REQUIRED WORK. For the entries below, how many lines include the word "text"? Give the figure and nothing more.

RECORDS FOR THE EXERCISE.

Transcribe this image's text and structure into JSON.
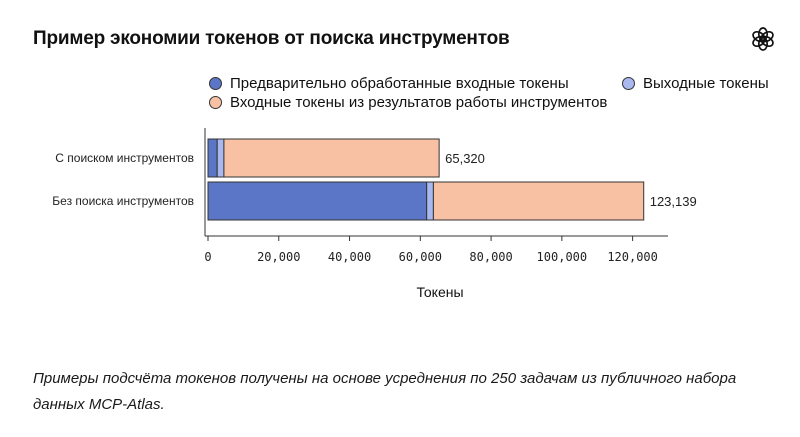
{
  "header": {
    "title": "Пример экономии токенов от поиска инструментов",
    "logo_icon": "openai-logo-icon"
  },
  "chart_data": {
    "type": "bar",
    "orientation": "horizontal",
    "stacked": true,
    "categories": [
      "С поиском инструментов",
      "Без поиска инструментов"
    ],
    "series": [
      {
        "name": "Предварительно обработанные входные токены",
        "color": "#5b76c6",
        "values": [
          2600,
          61800
        ]
      },
      {
        "name": "Выходные токены",
        "color": "#a9b9f0",
        "values": [
          1900,
          1900
        ]
      },
      {
        "name": "Входные токены из результатов работы инструментов",
        "color": "#f9c1a4",
        "values": [
          60820,
          59439
        ]
      }
    ],
    "totals": [
      65320,
      123139
    ],
    "total_labels": [
      "65,320",
      "123,139"
    ],
    "xlabel": "Токены",
    "xlim": [
      0,
      130000
    ],
    "xticks": [
      0,
      20000,
      40000,
      60000,
      80000,
      100000,
      120000
    ],
    "xtick_labels": [
      "0",
      "20,000",
      "40,000",
      "60,000",
      "80,000",
      "100,000",
      "120,000"
    ],
    "legend_position": "top",
    "grid": false
  },
  "caption": {
    "text": "Примеры подсчёта токенов получены на основе усреднения по 250 задачам из публичного набора данных MCP-Atlas."
  }
}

EXPECTED ANSWER. 2